▸ Supplied material:
____________________

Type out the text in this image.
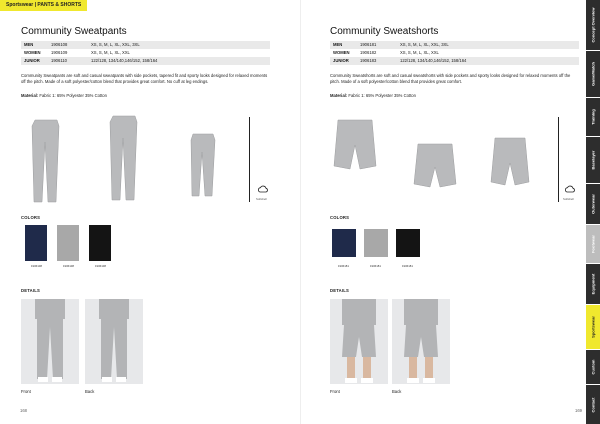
Sportswear | PANTS & SHORTS
Community Sweatpants
MEN	1906108	XS, S, M, L, XL, XXL, 3XL
WOMEN	1906109	XS, S, M, L, XL, XXL
JUNIOR	1906110	122/128, 134/140,146/152, 158/164

Community Sweatpants are soft and casual sweatpants with side pockets, tapered fit and sporty looks designed for relaxed moments off the pitch. Made of a soft polyester/cotton blend that provides great comfort. No cuff at leg endings.

Material: Fabric 1: 65% Polyester 35% Cotton

Softshell
COLORS
1906108	1906108	1906108
DETAILS
Front	Back
168
Community Sweatshorts
MEN	1906181	XS, S, M, L, XL, XXL, 3XL
WOMEN	1906182	XS, S, M, L, XL, XXL
JUNIOR	1906183	122/128, 134/140,146/152, 158/164

Community Sweatshorts are soft and casual sweatshorts with side pockets and sporty looks designed for relaxed moments off the pitch. Made of a soft polyester/cotton blend that provides great comfort.

Material: Fabric 1: 65% Polyester 35% Cotton

Softshell
COLORS
1906181	1906181	1906181
DETAILS
Front	Back
169
Concept Overview
Game/Match
Training
Baselayer
Outerwear
Footwear
Equipment
Sportswear
Custom
Contact
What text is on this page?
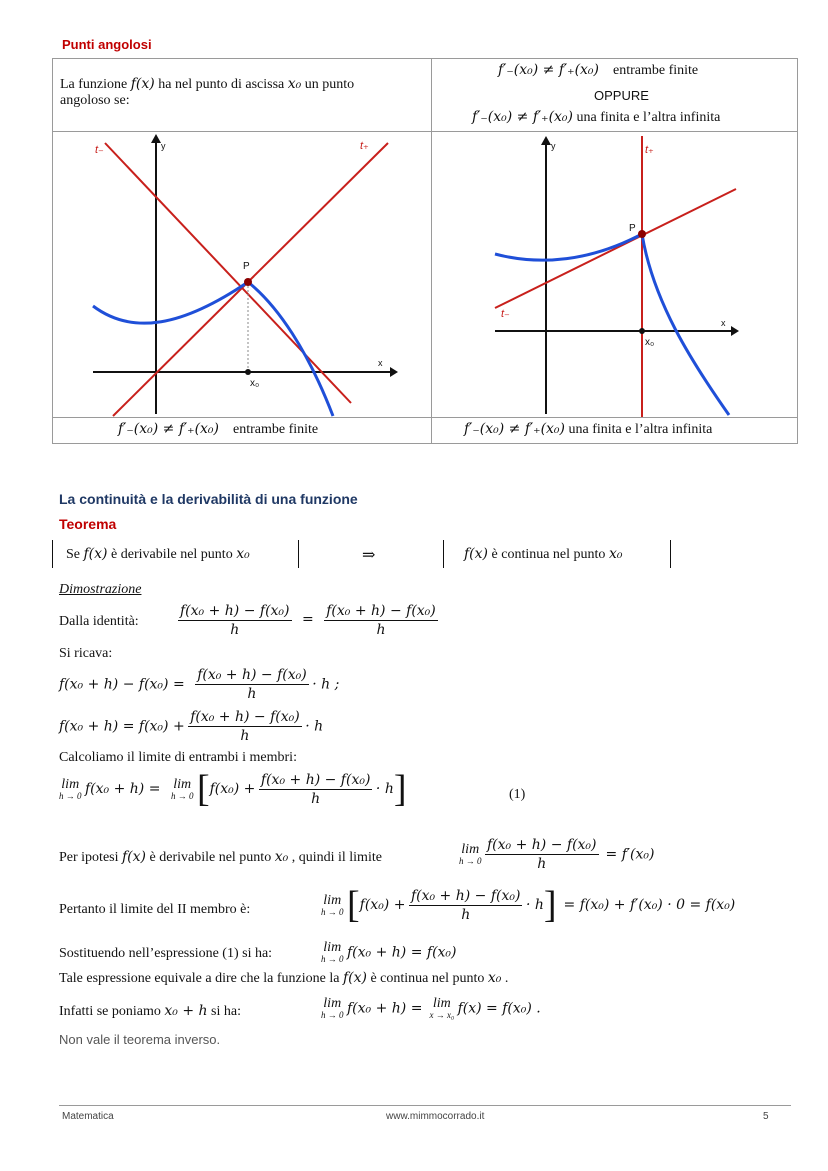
Punti angolosi
La funzione f(x) ha nel punto di ascissa x₀ un punto
angoloso se:
f′₋(x₀) ≠ f′₊(x₀) entrambe finite
OPPURE
f′₋(x₀) ≠ f′₊(x₀) una finita e l’altra infinita
t₋	t₊
y
x
P
x₀
t₋
t₊
y
x
P
x₀
f′₋(x₀) ≠ f′₊(x₀) entrambe finite	f′₋(x₀) ≠ f′₊(x₀) una finita e l’altra infinita
La continuità e la derivabilità di una funzione
Teorema
Se f(x) è derivabile nel punto x₀	⇒	f(x) è continua nel punto x₀
Dimostrazione
Dalla identità:	$\frac{\text{f(x₀ + h) − f(x₀)}}{h} = \frac{\text{f(x₀ + h) − f(x₀)}}{h}$
Si ricava:
$f(x_0 + h) - f(x_0) = \frac{\text{f(x₀ + h) − f(x₀)}}{h} \cdot h$ ;
$f(x_0 + h) = f(x_0) + \frac{\text{f(x₀ + h) − f(x₀)}}{h} \cdot h$
Calcoliamo il limite di entrambi i membri:
lim
h → 0 f(x₀ + h) = lim
h → 0 $[f(x_0) + \frac{\text{f(x₀ + h) − f(x₀)}}{h} \cdot h]$	(1)
Per ipotesi f(x) è derivabile nel punto x₀ , quindi il limite
lim
h → 0
$\frac{\text{f(x₀ + h) − f(x₀)}}{h} = f'(x_0)$
Pertanto il limite del II membro è:
lim
h → 0 $[f(x_0) + \frac{\text{f(x₀ + h) − f(x₀)}}{h} \cdot h] = f(x_0) + f'(x_0) \cdot 0 = f(x_0)$
Sostituendo nell’espressione (1) si ha:	lim
h → 0 f(x₀ + h) = f(x₀)
Tale espressione equivale a dire che la funzione la f(x) è continua nel punto x₀ .
Infatti se poniamo x₀ + h si ha:
lim
h → 0 f(x₀ + h) = lim
x → x₀ f(x) = f(x₀) .
Non vale il teorema inverso.
Matematica	www.mimmocorrado.it	5
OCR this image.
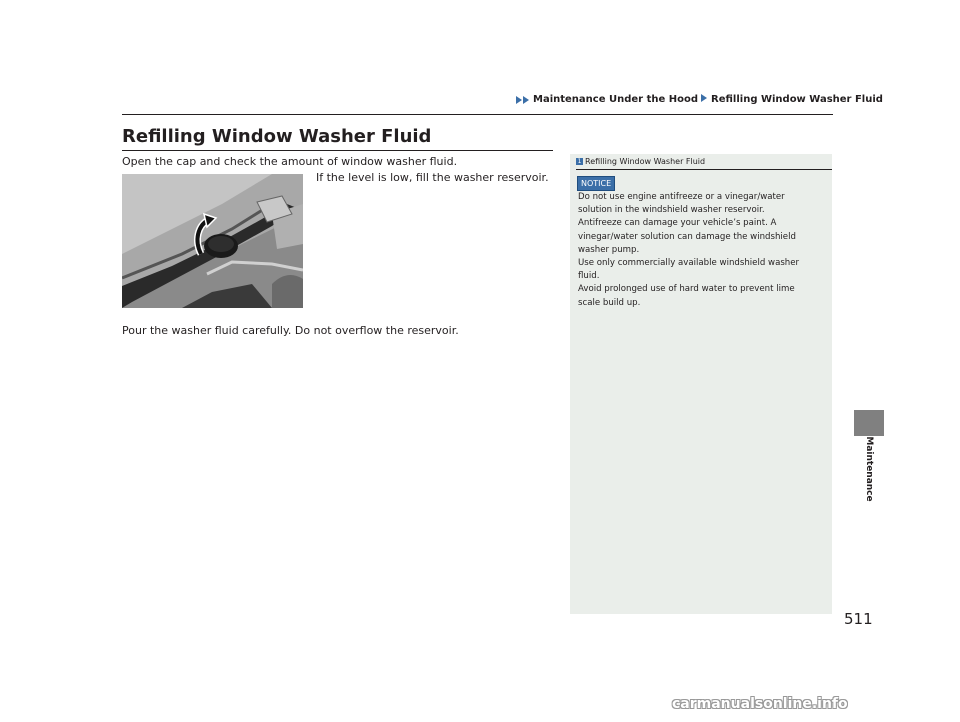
Maintenance Under the Hood Refilling Window Washer Fluid
Refilling Window Washer Fluid
Open the cap and check the amount of window washer fluid.
If the level is low, fill the washer reservoir.
Pour the washer fluid carefully. Do not overflow the reservoir.
1 Refilling Window Washer Fluid
NOTICE
Do not use engine antifreeze or a vinegar/water
solution in the windshield washer reservoir.
Antifreeze can damage your vehicle’s paint. A
vinegar/water solution can damage the windshield
washer pump.
Use only commercially available windshield washer
fluid.
Avoid prolonged use of hard water to prevent lime
scale build up.
Maintenance
511
carmanualsonline.info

____________________

▸ Given exercise: Your task is to transcribe all of the records precisely, with no images included.

▸ Output of the exercise:
Type out the text in this image.
Sportswear | PANTS & SHORTS
Community Sweatpants
MEN	1906108	XS, S, M, L, XL, XXL, 3XL
WOMEN	1906109	XS, S, M, L, XL, XXL
JUNIOR	1906110	122/128, 134/140,146/152, 158/164

Community Sweatpants are soft and casual sweatpants with side pockets, tapered fit and sporty looks designed for relaxed moments off the pitch. Made of a soft polyester/cotton blend that provides great comfort. No cuff at leg endings.

Material: Fabric 1: 65% Polyester 35% Cotton

Softshell
COLORS
1906108	1906108	1906108
DETAILS
Front	Back
168
Community Sweatshorts
MEN	1906181	XS, S, M, L, XL, XXL, 3XL
WOMEN	1906182	XS, S, M, L, XL, XXL
JUNIOR	1906183	122/128, 134/140,146/152, 158/164

Community Sweatshorts are soft and casual sweatshorts with side pockets and sporty looks designed for relaxed moments off the pitch. Made of a soft polyester/cotton blend that provides great comfort.

Material: Fabric 1: 65% Polyester 35% Cotton

Softshell
COLORS
1906181	1906181	1906181
DETAILS
Front	Back
169
Concept Overview
Game/Match
Training
Baselayer
Outerwear
Footwear
Equipment
Sportswear
Custom
Contact
What text is on this page?
Punti angolosi
La funzione f(x) ha nel punto di ascissa x₀ un punto
angoloso se:
f′₋(x₀) ≠ f′₊(x₀) entrambe finite
OPPURE
f′₋(x₀) ≠ f′₊(x₀) una finita e l’altra infinita
t₋	t₊
y
x
P
x₀
t₋
t₊
y
x
P
x₀
f′₋(x₀) ≠ f′₊(x₀) entrambe finite	f′₋(x₀) ≠ f′₊(x₀) una finita e l’altra infinita
La continuità e la derivabilità di una funzione
Teorema
Se f(x) è derivabile nel punto x₀	⇒	f(x) è continua nel punto x₀
Dimostrazione
Dalla identità:	$\frac{\text{f(x₀ + h) − f(x₀)}}{h} = \frac{\text{f(x₀ + h) − f(x₀)}}{h}$
Si ricava:
$f(x_0 + h) - f(x_0) = \frac{\text{f(x₀ + h) − f(x₀)}}{h} \cdot h$ ;
$f(x_0 + h) = f(x_0) + \frac{\text{f(x₀ + h) − f(x₀)}}{h} \cdot h$
Calcoliamo il limite di entrambi i membri:
lim
h → 0 f(x₀ + h) = lim
h → 0 $[f(x_0) + \frac{\text{f(x₀ + h) − f(x₀)}}{h} \cdot h]$	(1)
Per ipotesi f(x) è derivabile nel punto x₀ , quindi il limite
lim
h → 0
$\frac{\text{f(x₀ + h) − f(x₀)}}{h} = f'(x_0)$
Pertanto il limite del II membro è:
lim
h → 0 $[f(x_0) + \frac{\text{f(x₀ + h) − f(x₀)}}{h} \cdot h] = f(x_0) + f'(x_0) \cdot 0 = f(x_0)$
Sostituendo nell’espressione (1) si ha:	lim
h → 0 f(x₀ + h) = f(x₀)
Tale espressione equivale a dire che la funzione la f(x) è continua nel punto x₀ .
Infatti se poniamo x₀ + h si ha:
lim
h → 0 f(x₀ + h) = lim
x → x₀ f(x) = f(x₀) .
Non vale il teorema inverso.
Matematica	www.mimmocorrado.it	5
OCR this image.
Maintenance Under the Hood Refilling Window Washer Fluid
Refilling Window Washer Fluid
Open the cap and check the amount of window washer fluid.
If the level is low, fill the washer reservoir.
Pour the washer fluid carefully. Do not overflow the reservoir.
1 Refilling Window Washer Fluid
NOTICE
Do not use engine antifreeze or a vinegar/water
solution in the windshield washer reservoir.
Antifreeze can damage your vehicle’s paint. A
vinegar/water solution can damage the windshield
washer pump.
Use only commercially available windshield washer
fluid.
Avoid prolonged use of hard water to prevent lime
scale build up.
Maintenance
511
carmanualsonline.info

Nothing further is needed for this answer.